**SET PROBLEM**
Carry on the post about Forex trading for beginners from the point where it stops, leaving the listing aside.

**SOURCE EXTRACT**
I will take a crack at answering your question.

 

I personally believe Forex is an excellent place for beginning traders for 1 simple reason. Very granular risk management. What do I mean by that? In Forex you have the option to risk anywhere from under 10 cents per pip/point on a trade on up to any amount. In the futures market the minimum you can risk is locked into the contract size.

 

As for the other points raised in the article I will comment on them each

 

Liquidity:

It is true the Forex is one of the most liquid markets, but at the level you and I trade this is almost a non factor. This is more of a concern if you are trading huge lots and need to get a good price on your fill with lots of size.

 

24-Hour Market:

This is also true however this isn't necessarily a major "plus" for forex. Just because it is open 24 hours doesn't mean you should be trading it 24 hours. It does have the advantage however of allowing you to trade the Asian market hours in the evening say after you are home from your day job when the US futures markets are closed.

**DATA EXTRACT**
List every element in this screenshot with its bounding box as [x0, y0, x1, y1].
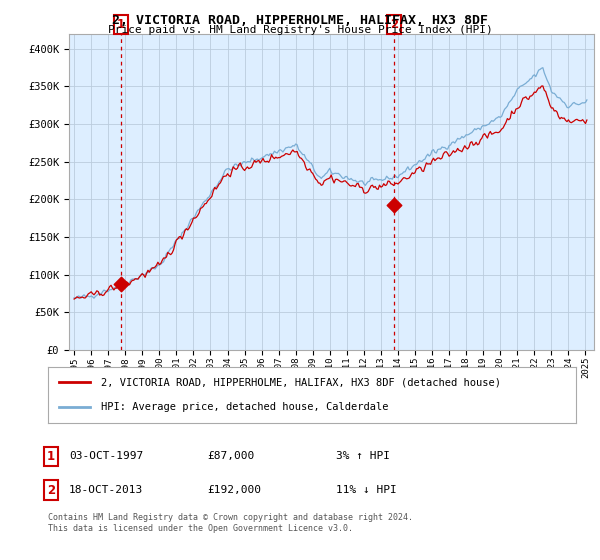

**EXERCISE RESULT**
Minimal or no commissions:

This is a bit of a deceptive statement. While a forex broker may not charge commisions like you would have in futures, what you do have to account for is the pip spread. Typically when a broker charges no commisions you will have a bit larger of a spread. This is just a very general statement and commissions and spreads vary widely. It's best to do some homework on the brokers and look for one with direct order filling (no middle man or order desk) and low comissions/spreads. I personally use MB Trading (no affiliation).

 

Price Certainty:

This is almost an outright false statement in my opinion. Execution of your order depends on many things to include your broker, market conditions, and liquidity. You can get slow and bad fills in forex just as you would in Futures trading. It's all about finding a good broker here.

 

 

Guaranteed Limited Risk

Ths is a very very deceptive statement. You and you alone are responsible for limiting your risk, whether that be with a protective stop loss, or trading at a responsible level of leverage or both. These factors are the same accross all markets and platforms. There is nothing "guaranteed" here. Forex does however allow you to really limit risk and trade smaller than you could in the Future markets.

 

Hope this answers your questions.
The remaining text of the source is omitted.